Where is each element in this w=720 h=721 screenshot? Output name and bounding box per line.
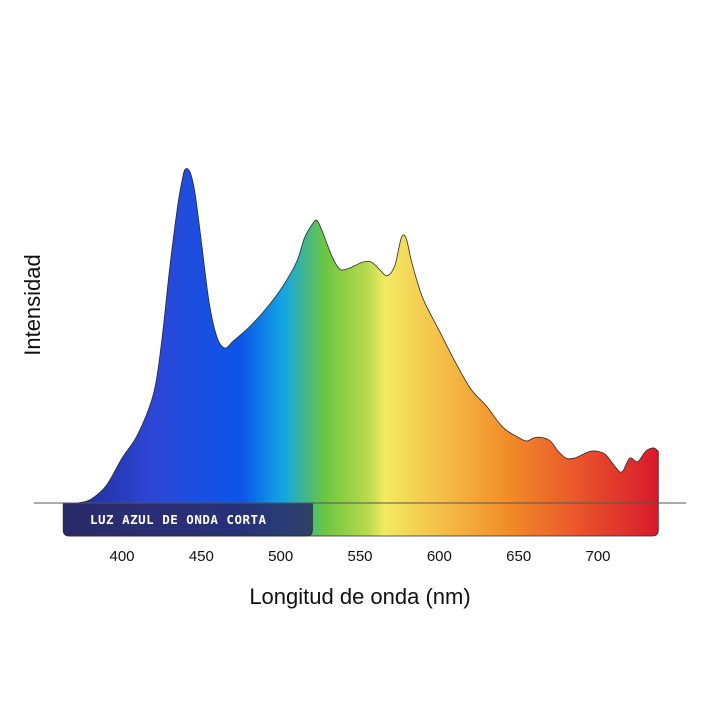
x-tick-label: 650 [506,548,531,565]
x-axis-title: Longitud de onda (nm) [249,584,470,609]
x-tick-label: 700 [585,548,610,565]
spectrum-area [62,168,659,537]
y-axis-title: Intensidad [20,254,45,356]
plot-area [62,168,659,537]
x-tick-label: 550 [347,548,372,565]
short-wave-blue-light-label: LUZ AZUL DE ONDA CORTA [90,512,267,527]
x-tick-label: 600 [427,548,452,565]
x-tick-label: 450 [189,548,214,565]
short-wave-blue-light-band-outline [62,503,313,537]
x-tick-labels: 400 450 500 550 600 650 700 [109,548,610,565]
x-tick-label: 500 [268,548,293,565]
x-tick-label: 400 [109,548,134,565]
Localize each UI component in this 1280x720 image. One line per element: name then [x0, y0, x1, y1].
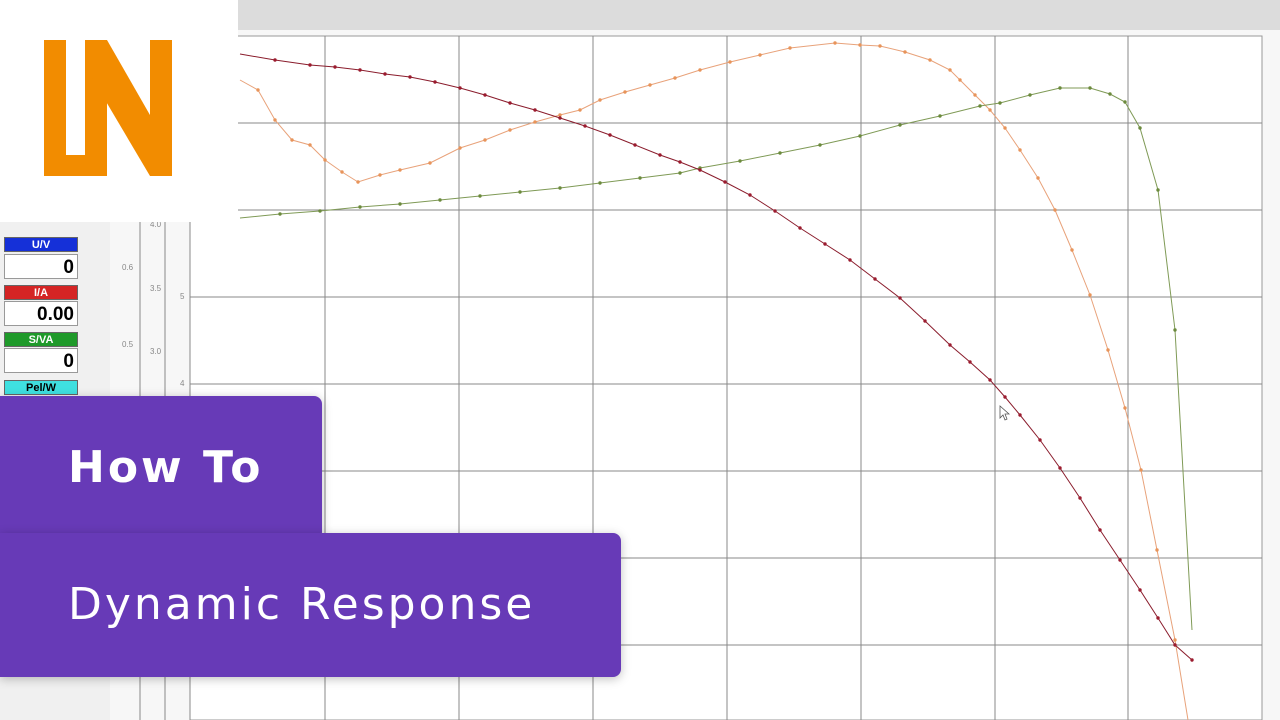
meter-value: 0	[4, 254, 78, 279]
meter-value: 0.00	[4, 301, 78, 326]
meter-label: I/A	[4, 285, 78, 300]
cursor	[999, 405, 1011, 421]
logo	[0, 0, 238, 222]
axis-label: 4.0	[150, 220, 162, 229]
axis-label: 4	[180, 379, 185, 388]
meter-label: U/V	[4, 237, 78, 252]
axis-label: 0.6	[122, 263, 134, 272]
meter-value: 0	[4, 348, 78, 373]
kicker-banner: How To	[0, 396, 322, 540]
axis-label: 5	[180, 292, 185, 301]
title-banner: Dynamic Response	[0, 533, 621, 677]
axis-label: 0.5	[122, 340, 134, 349]
meter-label: Pel/W	[4, 380, 78, 395]
axis-label: 3.5	[150, 284, 162, 293]
red-curve	[239, 53, 1194, 662]
axis-label: 3.0	[150, 347, 162, 356]
meter-label: S/VA	[4, 332, 78, 347]
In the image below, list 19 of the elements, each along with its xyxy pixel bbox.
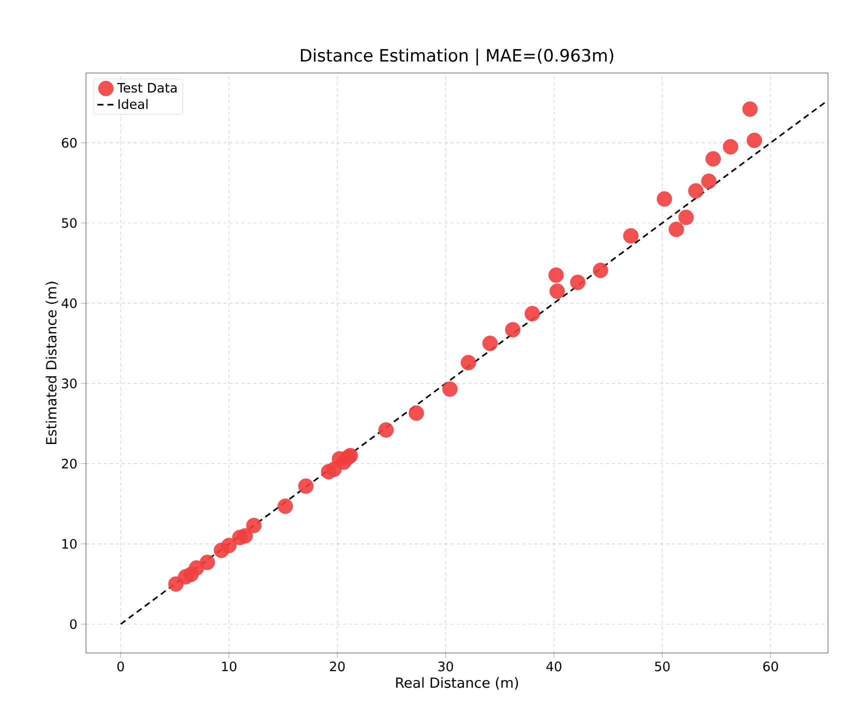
chart-title: Distance Estimation | MAE=(0.963m)	[300, 48, 614, 66]
x-tick-label: 50	[655, 662, 670, 672]
y-tick-label: 50	[62, 218, 77, 228]
y-tick-label: 40	[62, 298, 77, 308]
x-axis-title: Real Distance (m)	[396, 677, 518, 690]
y-axis-title: Estimated Distance (m)	[46, 282, 58, 444]
x-tick-label: 40	[546, 662, 562, 672]
y-tick-label: 10	[62, 539, 77, 549]
x-tick-label: 30	[438, 662, 454, 672]
y-tick-label: 0	[70, 619, 77, 630]
x-tick-label: 0	[117, 662, 124, 672]
x-tick-label: 10	[222, 662, 236, 672]
x-tick-label: 60	[763, 662, 778, 672]
y-tick-label: 30	[62, 378, 77, 388]
legend-label: Ideal	[118, 98, 148, 109]
y-tick-label: 20	[62, 458, 77, 469]
x-tick-label: 20	[330, 662, 345, 672]
legend-label: Test Data	[117, 83, 177, 93]
y-tick-label: 60	[62, 138, 77, 148]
· · · · ·
• _WRITTEN INSTRUCTION_
Rewrite all of the rows above, replacing "axis-label" with "scale-label" and leaving every other part unchanged. Omit the pictures.

• _WRITTEN SOLUTION_
Where is each element in this w=720 h=721 screenshot? Output name and bounding box per line.
x-tick-label: 650 [506,548,531,565]
x-axis-title: Longitud de onda (nm) [249,584,470,609]
x-tick-label: 700 [585,548,610,565]
spectrum-area [62,168,659,537]
y-axis-title: Intensidad [20,254,45,356]
plot-area [62,168,659,537]
x-tick-label: 550 [347,548,372,565]
short-wave-blue-light-label: LUZ AZUL DE ONDA CORTA [90,512,267,527]
x-tick-label: 600 [427,548,452,565]
x-tick-label: 450 [189,548,214,565]
short-wave-blue-light-band-outline [62,503,313,537]
x-tick-labels: 400 450 500 550 600 650 700 [109,548,610,565]
x-tick-label: 500 [268,548,293,565]
x-tick-label: 400 [109,548,134,565]
Localize each UI component in this 1280x720 image. One line per element: name then [x0, y0, x1, y1].
meter-value: 0	[4, 254, 78, 279]
meter-value: 0.00	[4, 301, 78, 326]
meter-label: I/A	[4, 285, 78, 300]
cursor	[999, 405, 1011, 421]
logo	[0, 0, 238, 222]
scale-label: 4.0	[150, 220, 162, 229]
scale-label: 4	[180, 379, 185, 388]
meter-label: U/V	[4, 237, 78, 252]
scale-label: 0.6	[122, 263, 134, 272]
meter-value: 0	[4, 348, 78, 373]
kicker-banner: How To	[0, 396, 322, 540]
scale-label: 5	[180, 292, 185, 301]
title-banner: Dynamic Response	[0, 533, 621, 677]
scale-label: 0.5	[122, 340, 134, 349]
meter-label: Pel/W	[4, 380, 78, 395]
scale-label: 3.5	[150, 284, 162, 293]
red-curve	[239, 53, 1194, 662]
scale-label: 3.0	[150, 347, 162, 356]
meter-label: S/VA	[4, 332, 78, 347]
In the image below, list 19 of the elements, each along with its xyxy pixel bbox.
chart-title: Distance Estimation | MAE=(0.963m)	[300, 48, 614, 66]
x-tick-label: 50	[655, 662, 670, 672]
y-tick-label: 50	[62, 218, 77, 228]
y-tick-label: 40	[62, 298, 77, 308]
x-axis-title: Real Distance (m)	[396, 677, 518, 690]
y-axis-title: Estimated Distance (m)	[46, 282, 58, 444]
x-tick-label: 40	[546, 662, 562, 672]
y-tick-label: 10	[62, 539, 77, 549]
x-tick-label: 30	[438, 662, 454, 672]
y-tick-label: 0	[70, 619, 77, 630]
x-tick-label: 0	[117, 662, 124, 672]
x-tick-label: 10	[222, 662, 236, 672]
x-tick-label: 60	[763, 662, 778, 672]
y-tick-label: 30	[62, 378, 77, 388]
legend-label: Ideal	[118, 98, 148, 109]
y-tick-label: 20	[62, 458, 77, 469]
x-tick-label: 20	[330, 662, 345, 672]
legend-label: Test Data	[117, 83, 177, 93]
y-tick-label: 60	[62, 138, 77, 148]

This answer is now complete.